** START Supplied information **

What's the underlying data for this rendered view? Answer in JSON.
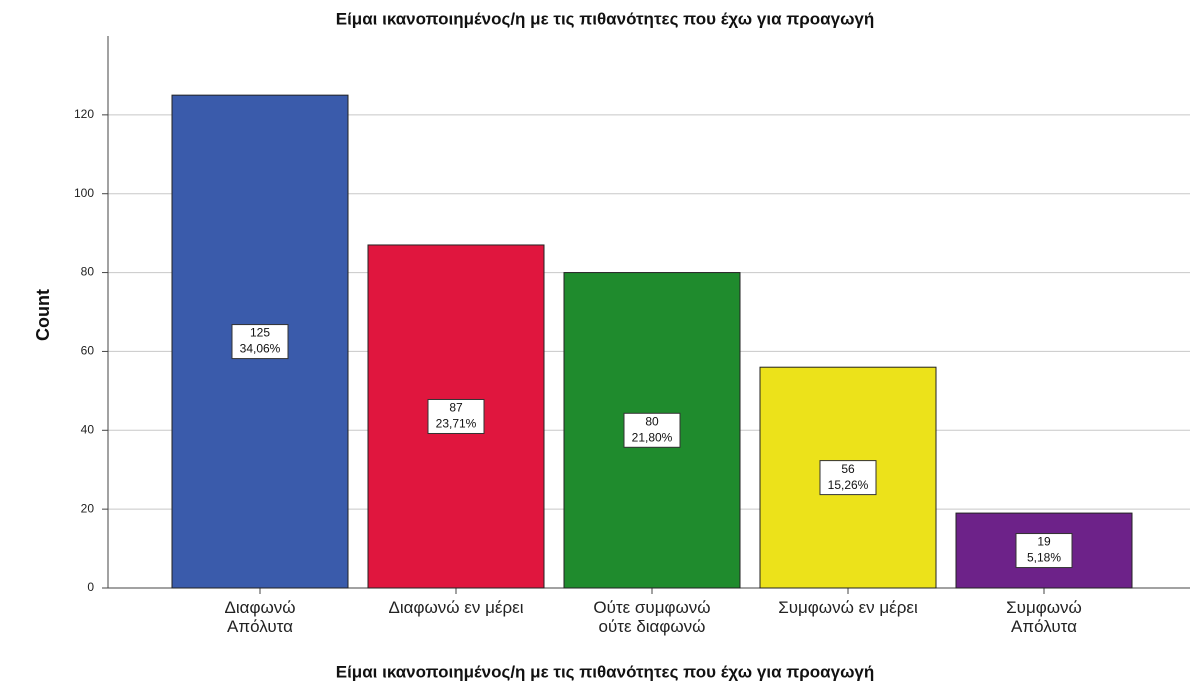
{
  "chart_data": {
    "type": "bar",
    "title": "Είμαι ικανοποιημένος/η με τις πιθανότητες που έχω για προαγωγή",
    "xlabel": "Είμαι ικανοποιημένος/η με τις πιθανότητες που έχω για προαγωγή",
    "ylabel": "Count",
    "categories": [
      "Διαφωνώ\nΑπόλυτα",
      "Διαφωνώ εν μέρει",
      "Ούτε συμφωνώ\nούτε διαφωνώ",
      "Συμφωνώ εν μέρει",
      "Συμφωνώ\nΑπόλυτα"
    ],
    "values": [
      125,
      87,
      80,
      56,
      19
    ],
    "percentages": [
      34.06,
      23.71,
      21.8,
      15.26,
      5.18
    ],
    "percentage_labels": [
      "34,06%",
      "23,71%",
      "21,80%",
      "15,26%",
      "5,18%"
    ],
    "colors": [
      "#3a5bab",
      "#e0163e",
      "#1f8b2d",
      "#ece21a",
      "#6d2289"
    ],
    "ylim": [
      0,
      140
    ],
    "yticks": [
      0,
      20,
      40,
      60,
      80,
      100,
      120
    ],
    "grid": true
  }
}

** END Supplied information **

Look through the listing above. Pick out each line with "πιθανότητες" and copy it.

Exercise answer:
    "title": "Είμαι ικανοποιημένος/η με τις πιθανότητες που έχω για προαγωγή",
    "xlabel": "Είμαι ικανοποιημένος/η με τις πιθανότητες που έχω για προαγωγή",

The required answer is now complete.